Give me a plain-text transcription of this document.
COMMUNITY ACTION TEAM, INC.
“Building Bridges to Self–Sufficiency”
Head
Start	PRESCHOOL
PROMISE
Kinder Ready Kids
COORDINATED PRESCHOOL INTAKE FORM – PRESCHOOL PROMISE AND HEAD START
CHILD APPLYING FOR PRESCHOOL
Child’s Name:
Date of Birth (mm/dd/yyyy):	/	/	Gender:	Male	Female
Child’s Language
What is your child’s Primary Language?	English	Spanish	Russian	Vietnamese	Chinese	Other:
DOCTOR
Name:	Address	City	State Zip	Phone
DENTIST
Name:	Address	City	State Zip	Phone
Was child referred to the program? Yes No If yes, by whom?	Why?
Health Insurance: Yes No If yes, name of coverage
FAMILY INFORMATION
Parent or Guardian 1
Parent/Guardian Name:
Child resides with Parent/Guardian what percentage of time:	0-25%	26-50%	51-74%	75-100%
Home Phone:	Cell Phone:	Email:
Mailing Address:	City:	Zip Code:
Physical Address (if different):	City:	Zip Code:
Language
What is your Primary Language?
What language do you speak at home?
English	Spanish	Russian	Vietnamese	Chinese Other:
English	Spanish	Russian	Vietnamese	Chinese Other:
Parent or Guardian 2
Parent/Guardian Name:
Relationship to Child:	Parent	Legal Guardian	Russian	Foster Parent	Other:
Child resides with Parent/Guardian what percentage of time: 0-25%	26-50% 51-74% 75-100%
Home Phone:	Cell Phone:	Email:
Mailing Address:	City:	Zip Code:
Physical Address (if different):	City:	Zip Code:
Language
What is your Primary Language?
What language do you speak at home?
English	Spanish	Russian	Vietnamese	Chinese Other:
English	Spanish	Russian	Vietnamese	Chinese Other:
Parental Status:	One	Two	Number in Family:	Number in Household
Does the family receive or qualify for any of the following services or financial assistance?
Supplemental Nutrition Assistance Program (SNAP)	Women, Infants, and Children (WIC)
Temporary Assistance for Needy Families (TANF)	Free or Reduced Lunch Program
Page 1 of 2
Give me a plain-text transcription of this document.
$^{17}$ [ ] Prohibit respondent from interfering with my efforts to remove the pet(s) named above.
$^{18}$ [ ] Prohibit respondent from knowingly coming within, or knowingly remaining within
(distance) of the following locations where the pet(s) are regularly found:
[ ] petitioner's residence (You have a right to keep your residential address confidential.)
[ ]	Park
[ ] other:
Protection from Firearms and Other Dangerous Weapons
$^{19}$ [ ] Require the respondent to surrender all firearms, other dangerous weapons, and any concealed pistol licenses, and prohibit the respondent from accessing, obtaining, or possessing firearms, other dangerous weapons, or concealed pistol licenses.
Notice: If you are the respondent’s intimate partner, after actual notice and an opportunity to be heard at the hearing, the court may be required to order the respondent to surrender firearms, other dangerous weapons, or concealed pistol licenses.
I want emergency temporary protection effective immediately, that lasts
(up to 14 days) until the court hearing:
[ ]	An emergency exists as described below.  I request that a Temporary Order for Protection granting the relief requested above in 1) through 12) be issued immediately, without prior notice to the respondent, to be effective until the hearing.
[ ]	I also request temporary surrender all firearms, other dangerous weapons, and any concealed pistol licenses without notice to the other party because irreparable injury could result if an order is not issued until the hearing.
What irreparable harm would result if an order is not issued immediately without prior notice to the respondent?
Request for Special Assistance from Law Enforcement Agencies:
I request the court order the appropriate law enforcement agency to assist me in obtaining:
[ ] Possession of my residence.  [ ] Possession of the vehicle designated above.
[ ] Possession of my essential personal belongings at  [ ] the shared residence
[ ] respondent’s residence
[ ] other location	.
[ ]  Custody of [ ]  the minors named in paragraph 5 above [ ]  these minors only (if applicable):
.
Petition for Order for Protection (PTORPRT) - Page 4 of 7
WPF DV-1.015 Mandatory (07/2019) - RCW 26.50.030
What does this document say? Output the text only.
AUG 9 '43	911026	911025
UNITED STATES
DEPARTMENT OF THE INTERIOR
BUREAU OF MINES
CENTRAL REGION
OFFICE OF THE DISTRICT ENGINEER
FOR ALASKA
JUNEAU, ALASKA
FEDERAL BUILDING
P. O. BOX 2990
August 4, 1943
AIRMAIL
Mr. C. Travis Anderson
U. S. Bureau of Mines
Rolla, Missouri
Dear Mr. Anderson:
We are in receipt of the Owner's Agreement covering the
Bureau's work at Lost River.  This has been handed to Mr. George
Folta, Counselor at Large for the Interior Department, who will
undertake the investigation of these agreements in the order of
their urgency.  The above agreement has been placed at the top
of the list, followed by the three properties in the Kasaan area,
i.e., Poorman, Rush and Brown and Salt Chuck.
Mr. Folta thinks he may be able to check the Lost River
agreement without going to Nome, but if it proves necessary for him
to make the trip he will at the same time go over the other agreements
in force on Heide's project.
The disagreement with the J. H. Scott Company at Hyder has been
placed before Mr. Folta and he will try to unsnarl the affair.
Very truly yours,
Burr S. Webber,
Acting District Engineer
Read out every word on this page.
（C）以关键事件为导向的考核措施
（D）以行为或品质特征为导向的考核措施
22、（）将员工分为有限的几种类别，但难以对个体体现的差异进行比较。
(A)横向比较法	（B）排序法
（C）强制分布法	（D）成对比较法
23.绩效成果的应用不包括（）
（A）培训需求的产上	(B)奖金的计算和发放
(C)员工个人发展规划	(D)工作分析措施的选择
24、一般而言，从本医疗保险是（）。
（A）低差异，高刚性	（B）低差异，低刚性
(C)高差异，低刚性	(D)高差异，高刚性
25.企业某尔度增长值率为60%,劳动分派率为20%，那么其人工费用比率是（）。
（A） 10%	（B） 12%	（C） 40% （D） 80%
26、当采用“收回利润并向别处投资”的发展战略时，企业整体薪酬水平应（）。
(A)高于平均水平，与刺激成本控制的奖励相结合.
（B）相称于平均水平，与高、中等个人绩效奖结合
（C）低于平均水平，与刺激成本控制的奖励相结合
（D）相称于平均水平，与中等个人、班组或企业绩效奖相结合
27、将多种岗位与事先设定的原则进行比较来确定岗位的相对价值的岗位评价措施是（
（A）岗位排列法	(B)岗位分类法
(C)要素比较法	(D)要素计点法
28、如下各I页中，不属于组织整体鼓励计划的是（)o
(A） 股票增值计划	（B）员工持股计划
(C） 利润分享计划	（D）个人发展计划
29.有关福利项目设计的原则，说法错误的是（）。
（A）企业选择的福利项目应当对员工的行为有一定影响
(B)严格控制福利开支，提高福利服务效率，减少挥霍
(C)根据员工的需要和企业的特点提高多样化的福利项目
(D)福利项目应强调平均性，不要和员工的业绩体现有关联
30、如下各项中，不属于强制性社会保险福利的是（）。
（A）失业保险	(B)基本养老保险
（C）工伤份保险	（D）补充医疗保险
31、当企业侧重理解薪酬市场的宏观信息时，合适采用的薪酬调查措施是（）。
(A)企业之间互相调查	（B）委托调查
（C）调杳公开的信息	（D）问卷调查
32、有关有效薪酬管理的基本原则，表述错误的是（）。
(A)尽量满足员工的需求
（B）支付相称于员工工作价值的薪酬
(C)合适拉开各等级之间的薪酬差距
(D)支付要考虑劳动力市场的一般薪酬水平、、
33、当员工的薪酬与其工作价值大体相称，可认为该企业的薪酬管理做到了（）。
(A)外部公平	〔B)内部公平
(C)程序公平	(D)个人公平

## AIM OF THE TASK
Print out every record again, exactly and in full.

## COMPLETE ANSWER
Give me a plain-text transcription of this document.
COMMUNITY ACTION TEAM, INC.
“Building Bridges to Self–Sufficiency”
Head
Start	PRESCHOOL
PROMISE
Kinder Ready Kids
COORDINATED PRESCHOOL INTAKE FORM – PRESCHOOL PROMISE AND HEAD START
CHILD APPLYING FOR PRESCHOOL
Child’s Name:
Date of Birth (mm/dd/yyyy):	/	/	Gender:	Male	Female
Child’s Language
What is your child’s Primary Language?	English	Spanish	Russian	Vietnamese	Chinese	Other:
DOCTOR
Name:	Address	City	State Zip	Phone
DENTIST
Name:	Address	City	State Zip	Phone
Was child referred to the program? Yes No If yes, by whom?	Why?
Health Insurance: Yes No If yes, name of coverage
FAMILY INFORMATION
Parent or Guardian 1
Parent/Guardian Name:
Child resides with Parent/Guardian what percentage of time:	0-25%	26-50%	51-74%	75-100%
Home Phone:	Cell Phone:	Email:
Mailing Address:	City:	Zip Code:
Physical Address (if different):	City:	Zip Code:
Language
What is your Primary Language?
What language do you speak at home?
English	Spanish	Russian	Vietnamese	Chinese Other:
English	Spanish	Russian	Vietnamese	Chinese Other:
Parent or Guardian 2
Parent/Guardian Name:
Relationship to Child:	Parent	Legal Guardian	Russian	Foster Parent	Other:
Child resides with Parent/Guardian what percentage of time: 0-25%	26-50% 51-74% 75-100%
Home Phone:	Cell Phone:	Email:
Mailing Address:	City:	Zip Code:
Physical Address (if different):	City:	Zip Code:
Language
What is your Primary Language?
What language do you speak at home?
English	Spanish	Russian	Vietnamese	Chinese Other:
English	Spanish	Russian	Vietnamese	Chinese Other:
Parental Status:	One	Two	Number in Family:	Number in Household
Does the family receive or qualify for any of the following services or financial assistance?
Supplemental Nutrition Assistance Program (SNAP)	Women, Infants, and Children (WIC)
Temporary Assistance for Needy Families (TANF)	Free or Reduced Lunch Program
Page 1 of 2
Give me a plain-text transcription of this document.
$^{17}$ [ ] Prohibit respondent from interfering with my efforts to remove the pet(s) named above.
$^{18}$ [ ] Prohibit respondent from knowingly coming within, or knowingly remaining within
(distance) of the following locations where the pet(s) are regularly found:
[ ] petitioner's residence (You have a right to keep your residential address confidential.)
[ ]	Park
[ ] other:
Protection from Firearms and Other Dangerous Weapons
$^{19}$ [ ] Require the respondent to surrender all firearms, other dangerous weapons, and any concealed pistol licenses, and prohibit the respondent from accessing, obtaining, or possessing firearms, other dangerous weapons, or concealed pistol licenses.
Notice: If you are the respondent’s intimate partner, after actual notice and an opportunity to be heard at the hearing, the court may be required to order the respondent to surrender firearms, other dangerous weapons, or concealed pistol licenses.
I want emergency temporary protection effective immediately, that lasts
(up to 14 days) until the court hearing:
[ ]	An emergency exists as described below.  I request that a Temporary Order for Protection granting the relief requested above in 1) through 12) be issued immediately, without prior notice to the respondent, to be effective until the hearing.
[ ]	I also request temporary surrender all firearms, other dangerous weapons, and any concealed pistol licenses without notice to the other party because irreparable injury could result if an order is not issued until the hearing.
What irreparable harm would result if an order is not issued immediately without prior notice to the respondent?
Request for Special Assistance from Law Enforcement Agencies:
I request the court order the appropriate law enforcement agency to assist me in obtaining:
[ ] Possession of my residence.  [ ] Possession of the vehicle designated above.
[ ] Possession of my essential personal belongings at  [ ] the shared residence
[ ] respondent’s residence
[ ] other location	.
[ ]  Custody of [ ]  the minors named in paragraph 5 above [ ]  these minors only (if applicable):
.
Petition for Order for Protection (PTORPRT) - Page 4 of 7
WPF DV-1.015 Mandatory (07/2019) - RCW 26.50.030
What does this document say? Output the text only.
AUG 9 '43	911026	911025
UNITED STATES
DEPARTMENT OF THE INTERIOR
BUREAU OF MINES
CENTRAL REGION
OFFICE OF THE DISTRICT ENGINEER
FOR ALASKA
JUNEAU, ALASKA
FEDERAL BUILDING
P. O. BOX 2990
August 4, 1943
AIRMAIL
Mr. C. Travis Anderson
U. S. Bureau of Mines
Rolla, Missouri
Dear Mr. Anderson:
We are in receipt of the Owner's Agreement covering the
Bureau's work at Lost River.  This has been handed to Mr. George
Folta, Counselor at Large for the Interior Department, who will
undertake the investigation of these agreements in the order of
their urgency.  The above agreement has been placed at the top
of the list, followed by the three properties in the Kasaan area,
i.e., Poorman, Rush and Brown and Salt Chuck.
Mr. Folta thinks he may be able to check the Lost River
agreement without going to Nome, but if it proves necessary for him
to make the trip he will at the same time go over the other agreements
in force on Heide's project.
The disagreement with the J. H. Scott Company at Hyder has been
placed before Mr. Folta and he will try to unsnarl the affair.
Very truly yours,
Burr S. Webber,
Acting District Engineer
Read out every word on this page.
（C）以关键事件为导向的考核措施
（D）以行为或品质特征为导向的考核措施
22、（）将员工分为有限的几种类别，但难以对个体体现的差异进行比较。
(A)横向比较法	（B）排序法
（C）强制分布法	（D）成对比较法
23.绩效成果的应用不包括（）
（A）培训需求的产上	(B)奖金的计算和发放
(C)员工个人发展规划	(D)工作分析措施的选择
24、一般而言，从本医疗保险是（）。
（A）低差异，高刚性	（B）低差异，低刚性
(C)高差异，低刚性	(D)高差异，高刚性
25.企业某尔度增长值率为60%,劳动分派率为20%，那么其人工费用比率是（）。
（A） 10%	（B） 12%	（C） 40% （D） 80%
26、当采用“收回利润并向别处投资”的发展战略时，企业整体薪酬水平应（）。
(A)高于平均水平，与刺激成本控制的奖励相结合.
（B）相称于平均水平，与高、中等个人绩效奖结合
（C）低于平均水平，与刺激成本控制的奖励相结合
（D）相称于平均水平，与中等个人、班组或企业绩效奖相结合
27、将多种岗位与事先设定的原则进行比较来确定岗位的相对价值的岗位评价措施是（
（A）岗位排列法	(B)岗位分类法
(C)要素比较法	(D)要素计点法
28、如下各I页中，不属于组织整体鼓励计划的是（)o
(A） 股票增值计划	（B）员工持股计划
(C） 利润分享计划	（D）个人发展计划
29.有关福利项目设计的原则，说法错误的是（）。
（A）企业选择的福利项目应当对员工的行为有一定影响
(B)严格控制福利开支，提高福利服务效率，减少挥霍
(C)根据员工的需要和企业的特点提高多样化的福利项目
(D)福利项目应强调平均性，不要和员工的业绩体现有关联
30、如下各项中，不属于强制性社会保险福利的是（）。
（A）失业保险	(B)基本养老保险
（C）工伤份保险	（D）补充医疗保险
31、当企业侧重理解薪酬市场的宏观信息时，合适采用的薪酬调查措施是（）。
(A)企业之间互相调查	（B）委托调查
（C）调杳公开的信息	（D）问卷调查
32、有关有效薪酬管理的基本原则，表述错误的是（）。
(A)尽量满足员工的需求
（B）支付相称于员工工作价值的薪酬
(C)合适拉开各等级之间的薪酬差距
(D)支付要考虑劳动力市场的一般薪酬水平、、
33、当员工的薪酬与其工作价值大体相称，可认为该企业的薪酬管理做到了（）。
(A)外部公平	〔B)内部公平
(C)程序公平	(D)个人公平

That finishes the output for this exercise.